### Exercise material

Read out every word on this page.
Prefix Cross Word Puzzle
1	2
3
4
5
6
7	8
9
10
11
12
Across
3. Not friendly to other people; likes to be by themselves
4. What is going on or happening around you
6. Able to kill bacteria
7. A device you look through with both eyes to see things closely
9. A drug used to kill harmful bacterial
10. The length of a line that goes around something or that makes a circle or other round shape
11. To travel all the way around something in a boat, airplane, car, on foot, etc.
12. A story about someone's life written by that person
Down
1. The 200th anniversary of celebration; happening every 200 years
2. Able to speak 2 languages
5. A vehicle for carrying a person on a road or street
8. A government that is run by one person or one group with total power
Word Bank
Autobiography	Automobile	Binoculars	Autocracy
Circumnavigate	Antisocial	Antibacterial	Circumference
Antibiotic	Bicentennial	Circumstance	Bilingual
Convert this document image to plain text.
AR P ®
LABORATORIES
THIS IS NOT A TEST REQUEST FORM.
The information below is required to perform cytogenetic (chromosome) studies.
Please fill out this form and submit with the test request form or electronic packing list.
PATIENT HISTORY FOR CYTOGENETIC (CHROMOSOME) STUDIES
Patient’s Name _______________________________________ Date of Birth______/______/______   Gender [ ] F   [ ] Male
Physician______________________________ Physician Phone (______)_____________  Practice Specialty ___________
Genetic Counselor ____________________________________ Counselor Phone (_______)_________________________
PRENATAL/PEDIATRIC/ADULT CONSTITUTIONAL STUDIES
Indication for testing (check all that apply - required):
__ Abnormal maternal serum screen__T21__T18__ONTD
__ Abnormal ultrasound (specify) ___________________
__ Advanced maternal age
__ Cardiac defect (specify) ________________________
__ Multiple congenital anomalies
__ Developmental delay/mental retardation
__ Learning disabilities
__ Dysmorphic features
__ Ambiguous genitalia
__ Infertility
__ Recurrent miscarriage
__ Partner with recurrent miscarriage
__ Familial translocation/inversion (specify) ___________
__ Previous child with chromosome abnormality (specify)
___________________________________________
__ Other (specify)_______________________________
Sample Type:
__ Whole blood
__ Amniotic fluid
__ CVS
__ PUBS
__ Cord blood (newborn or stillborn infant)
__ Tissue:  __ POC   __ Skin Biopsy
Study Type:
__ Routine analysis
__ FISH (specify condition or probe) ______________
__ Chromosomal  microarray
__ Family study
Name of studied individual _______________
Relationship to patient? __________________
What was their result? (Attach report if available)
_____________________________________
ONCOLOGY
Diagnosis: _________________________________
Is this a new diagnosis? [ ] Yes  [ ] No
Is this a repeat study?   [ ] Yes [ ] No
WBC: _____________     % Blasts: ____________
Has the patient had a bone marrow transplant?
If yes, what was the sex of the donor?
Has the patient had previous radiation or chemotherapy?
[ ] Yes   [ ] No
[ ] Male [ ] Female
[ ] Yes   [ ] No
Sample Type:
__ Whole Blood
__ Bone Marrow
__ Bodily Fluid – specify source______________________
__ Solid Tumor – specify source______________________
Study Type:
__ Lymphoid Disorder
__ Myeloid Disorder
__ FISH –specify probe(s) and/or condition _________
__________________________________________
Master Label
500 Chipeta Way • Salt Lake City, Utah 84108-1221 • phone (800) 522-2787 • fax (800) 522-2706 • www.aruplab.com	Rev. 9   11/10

######

§ **Exercise objective**: When you output the entries, keep every line exactly as it appears above.

§ **Completed task**:
Read out every word on this page.
Prefix Cross Word Puzzle
1	2
3
4
5
6
7	8
9
10
11
12
Across
3. Not friendly to other people; likes to be by themselves
4. What is going on or happening around you
6. Able to kill bacteria
7. A device you look through with both eyes to see things closely
9. A drug used to kill harmful bacterial
10. The length of a line that goes around something or that makes a circle or other round shape
11. To travel all the way around something in a boat, airplane, car, on foot, etc.
12. A story about someone's life written by that person
Down
1. The 200th anniversary of celebration; happening every 200 years
2. Able to speak 2 languages
5. A vehicle for carrying a person on a road or street
8. A government that is run by one person or one group with total power
Word Bank
Autobiography	Automobile	Binoculars	Autocracy
Circumnavigate	Antisocial	Antibacterial	Circumference
Antibiotic	Bicentennial	Circumstance	Bilingual
Convert this document image to plain text.
AR P ®
LABORATORIES
THIS IS NOT A TEST REQUEST FORM.
The information below is required to perform cytogenetic (chromosome) studies.
Please fill out this form and submit with the test request form or electronic packing list.
PATIENT HISTORY FOR CYTOGENETIC (CHROMOSOME) STUDIES
Patient’s Name _______________________________________ Date of Birth______/______/______   Gender [ ] F   [ ] Male
Physician______________________________ Physician Phone (______)_____________  Practice Specialty ___________
Genetic Counselor ____________________________________ Counselor Phone (_______)_________________________
PRENATAL/PEDIATRIC/ADULT CONSTITUTIONAL STUDIES
Indication for testing (check all that apply - required):
__ Abnormal maternal serum screen__T21__T18__ONTD
__ Abnormal ultrasound (specify) ___________________
__ Advanced maternal age
__ Cardiac defect (specify) ________________________
__ Multiple congenital anomalies
__ Developmental delay/mental retardation
__ Learning disabilities
__ Dysmorphic features
__ Ambiguous genitalia
__ Infertility
__ Recurrent miscarriage
__ Partner with recurrent miscarriage
__ Familial translocation/inversion (specify) ___________
__ Previous child with chromosome abnormality (specify)
___________________________________________
__ Other (specify)_______________________________
Sample Type:
__ Whole blood
__ Amniotic fluid
__ CVS
__ PUBS
__ Cord blood (newborn or stillborn infant)
__ Tissue:  __ POC   __ Skin Biopsy
Study Type:
__ Routine analysis
__ FISH (specify condition or probe) ______________
__ Chromosomal  microarray
__ Family study
Name of studied individual _______________
Relationship to patient? __________________
What was their result? (Attach report if available)
_____________________________________
ONCOLOGY
Diagnosis: _________________________________
Is this a new diagnosis? [ ] Yes  [ ] No
Is this a repeat study?   [ ] Yes [ ] No
WBC: _____________     % Blasts: ____________
Has the patient had a bone marrow transplant?
If yes, what was the sex of the donor?
Has the patient had previous radiation or chemotherapy?
[ ] Yes   [ ] No
[ ] Male [ ] Female
[ ] Yes   [ ] No
Sample Type:
__ Whole Blood
__ Bone Marrow
__ Bodily Fluid – specify source______________________
__ Solid Tumor – specify source______________________
Study Type:
__ Lymphoid Disorder
__ Myeloid Disorder
__ FISH –specify probe(s) and/or condition _________
__________________________________________
Master Label
500 Chipeta Way • Salt Lake City, Utah 84108-1221 • phone (800) 522-2787 • fax (800) 522-2706 • www.aruplab.com	Rev. 9   11/10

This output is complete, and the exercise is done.